Task> Edit the Danaher earnings excerpt from "Second, the impact" up to and including "of five segments.", writing that span out with "strongly" in place of "handsomely".

Selected excerpt>

Weakness limited to two areas, profits and margins hit
First, Danaher's management was keen to point out that the weakness was limited to two specific areas. Communications revenue within its test and measurement segment was down at a "low double-digit" rate, which the company linked to delays in spending by wireless carriers. Indeed, rival Agilent (NYSE: A ) also reported a 6% fall in its communications revenue. The other difficult area came in the dental segment, which recorded "weak consumable sales," possibly due to bad weather earlier in the year. Unfortunately, according to Danaher CEO Larry Culp, both products tend to be "high-margin variables", and their underperformance hit operating profits within the test and measurement and dental segments.
Second, the impact of these two weak products hurt margins, but elsewhere Danaher achieved good growth in core margins. The following chart illustrates how segmental operating profit margins (measured in basis points, with 100 points equal to 1%) grew handsomely in three of five segments.
Good cash flow trends, bullish on acquisitions
Danaher has long been noted for its strong cash generation, which is often uses to make earnings-enhancing acquisitions -- a good example being the $6.8 billion acquisition of Beckman Coulter in 2011.
Management would like investors to know two things in this regard. First, while free cash flow was flat compared to the first six months of last year, the quarterly trend is upward. Per CFO Dan Comas on the earnings conference call: "[I]t's trending well and generated almost $850 million of cash in the quarter versus less than $400 million in the first quarter. I expect that positive trend to continue."

Entries shown>
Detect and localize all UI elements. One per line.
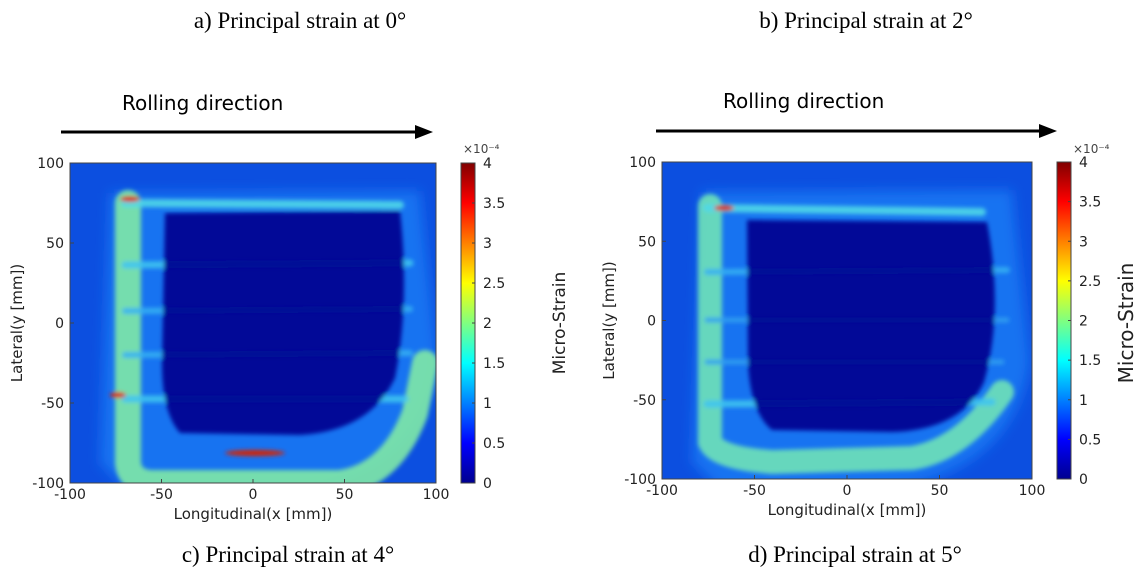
- heatmap-field: [662, 162, 1032, 479]
- colorbar-tick-label: 2: [1079, 314, 1088, 330]
- y-axis-label: Lateral(y [mm]): [600, 261, 618, 379]
- colorbar-tick-label: 1.5: [483, 356, 505, 372]
- y-tick-label: 0: [55, 316, 64, 332]
- low-strain-core: [747, 220, 995, 432]
- colorbar-tick-label: 0: [1079, 472, 1088, 488]
- y-tick-label: 0: [647, 314, 656, 330]
- colorbar-label: Micro-Strain: [1114, 263, 1138, 384]
- strain-band: [703, 204, 986, 216]
- y-tick-label: -50: [41, 396, 64, 412]
- colorbar-tick-label: 4: [483, 156, 492, 172]
- strain-band: [698, 194, 1014, 475]
- colorbar-tick-label: 3.5: [1079, 195, 1101, 211]
- colorbar-tick-label: 2.5: [483, 276, 505, 292]
- low-strain-core: [162, 211, 404, 435]
- x-tick-label: -100: [54, 487, 86, 503]
- x-tick-label: 100: [423, 487, 450, 503]
- x-tick-label: 100: [1019, 483, 1046, 499]
- x-tick-label: -100: [646, 483, 678, 499]
- x-tick-label: -50: [150, 487, 173, 503]
- colorbar-tick-label: 3: [1079, 234, 1088, 250]
- hot-spot: [110, 392, 126, 398]
- colorbar-tick-label: 1: [1079, 393, 1088, 409]
- rolling-direction-label: Rolling direction: [122, 91, 283, 115]
- x-tick-label: 50: [336, 487, 354, 503]
- caption-top-right: b) Principal strain at 2°: [759, 8, 973, 33]
- caption-bottom-right: d) Principal strain at 5°: [748, 542, 962, 567]
- x-tick-label: 50: [931, 483, 949, 499]
- hot-spot: [120, 196, 140, 202]
- caption-bottom-left: c) Principal strain at 4°: [181, 542, 395, 567]
- colorbar-tick-label: 0.5: [1079, 432, 1101, 448]
- y-tick-label: 100: [629, 155, 656, 171]
- colorbar-tick-label: 0.5: [483, 436, 505, 452]
- colorbar-tick-label: 1.5: [1079, 353, 1101, 369]
- y-tick-label: 100: [37, 156, 64, 172]
- colorbar-tick-label: 1: [483, 396, 492, 412]
- colorbar-tick-label: 4: [1079, 155, 1088, 171]
- hot-spot: [225, 450, 285, 456]
- y-tick-label: -50: [633, 393, 656, 409]
- colorbar-tick-label: 2.5: [1079, 274, 1101, 290]
- rolling-direction-label: Rolling direction: [723, 89, 884, 113]
- colorbar-tick-label: 0: [483, 476, 492, 492]
- colorbar-tick-label: 3: [483, 236, 492, 252]
- rolling-direction-arrowhead: [1039, 124, 1057, 138]
- x-tick-label: 0: [249, 487, 258, 503]
- y-tick-label: 50: [46, 236, 64, 252]
- colorbar-exponent: ×10⁻⁴: [1073, 142, 1110, 156]
- y-axis-label: Lateral(y [mm]): [8, 264, 26, 382]
- x-tick-label: 0: [843, 483, 852, 499]
- colorbar-tick-label: 3.5: [483, 196, 505, 212]
- y-tick-label: -100: [32, 476, 64, 492]
- y-tick-label: 50: [638, 234, 656, 250]
- hot-spot: [714, 205, 734, 211]
- caption-top-left: a) Principal strain at 0°: [193, 8, 407, 33]
- strain-bands: [698, 194, 1014, 475]
- x-axis-label: Longitudinal(x [mm]): [768, 501, 927, 519]
- strain-band: [121, 199, 404, 209]
- x-tick-label: -50: [743, 483, 766, 499]
- y-tick-label: -100: [624, 472, 656, 488]
- colorbar-tick-label: 2: [483, 316, 492, 332]
- colorbar-label: Micro-Strain: [550, 272, 570, 375]
- heatmap-field: [70, 163, 436, 483]
- rolling-direction-arrowhead: [415, 125, 433, 139]
- x-axis-label: Longitudinal(x [mm]): [174, 505, 333, 523]
- colorbar-exponent: ×10⁻⁴: [463, 142, 500, 156]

Final answer>
Second, the impact of these two weak products hurt margins, but elsewhere Danaher achieved good growth in core margins. The following chart illustrates how segmental operating profit margins (measured in basis points, with 100 points equal to 1%) grew strongly in three of five segments.